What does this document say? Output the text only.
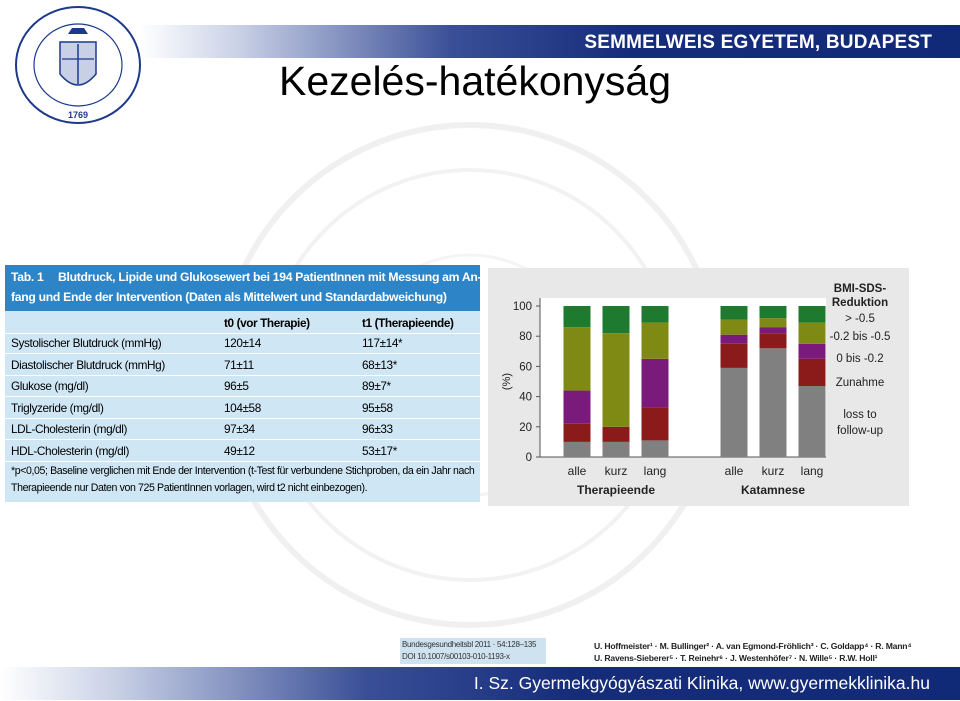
SEMMELWEIS EGYETEM, BUDAPEST
1769
Kezelés-hatékonyság
Tab. 1 Blutdruck, Lipide und Glukosewert bei 194 PatientInnen mit Messung am An-
fang und Ende der Intervention (Daten als Mittelwert und Standardabweichung)
t0 (vor Therapie)	t1 (Therapieende)
Systolischer Blutdruck (mmHg)	120±14	117±14*
Diastolischer Blutdruck (mmHg)	71±11	68±13*
Glukose (mg/dl)	96±5	89±7*
Triglyzeride (mg/dl)	104±58	95±58
LDL-Cholesterin (mg/dl)	97±34	96±33
HDL-Cholesterin (mg/dl)	49±12	53±17*
*p<0,05; Baseline verglichen mit Ende der Intervention (t-Test für verbundene Stichproben, da ein Jahr nach
Therapieende nur Daten von 725 PatientInnen vorlagen, wird t2 nicht einbezogen).
0
20
40
60
80
100
(%)
alle kurz lang	alle kurz lang
Therapieende	Katamnese
BMI-SDS-
Reduktion
> -0.5
-0.2 bis -0.5
0 bis -0.2
Zunahme
loss to
follow-up
Bundesgesundheitsbl 2011 · 54:128–135
DOI 10.1007/s00103-010-1193-x
U. Hoffmeister¹ · M. Bullinger² · A. van Egmond-Fröhlich³ · C. Goldapp⁴ · R. Mann⁴
U. Ravens-Sieberer⁵ · T. Reinehr⁶ · J. Westenhöfer⁷ · N. Wille⁵ · R.W. Holl¹
I. Sz. Gyermekgyógyászati Klinika, www.gyermekklinika.hu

:::

Return the listing above unchanged, apart from dropping its pictures.

What does this document say? Output the text only.
SEMMELWEIS EGYETEM, BUDAPEST
1769
Kezelés-hatékonyság
Tab. 1 Blutdruck, Lipide und Glukosewert bei 194 PatientInnen mit Messung am An-
fang und Ende der Intervention (Daten als Mittelwert und Standardabweichung)
t0 (vor Therapie)	t1 (Therapieende)
Systolischer Blutdruck (mmHg)	120±14	117±14*
Diastolischer Blutdruck (mmHg)	71±11	68±13*
Glukose (mg/dl)	96±5	89±7*
Triglyzeride (mg/dl)	104±58	95±58
LDL-Cholesterin (mg/dl)	97±34	96±33
HDL-Cholesterin (mg/dl)	49±12	53±17*
*p<0,05; Baseline verglichen mit Ende der Intervention (t-Test für verbundene Stichproben, da ein Jahr nach
Therapieende nur Daten von 725 PatientInnen vorlagen, wird t2 nicht einbezogen).
0
20
40
60
80
100
(%)
alle kurz lang	alle kurz lang
Therapieende	Katamnese
BMI-SDS-
Reduktion
> -0.5
-0.2 bis -0.5
0 bis -0.2
Zunahme
loss to
follow-up
Bundesgesundheitsbl 2011 · 54:128–135
DOI 10.1007/s00103-010-1193-x
U. Hoffmeister¹ · M. Bullinger² · A. van Egmond-Fröhlich³ · C. Goldapp⁴ · R. Mann⁴
U. Ravens-Sieberer⁵ · T. Reinehr⁶ · J. Westenhöfer⁷ · N. Wille⁵ · R.W. Holl¹
I. Sz. Gyermekgyógyászati Klinika, www.gyermekklinika.hu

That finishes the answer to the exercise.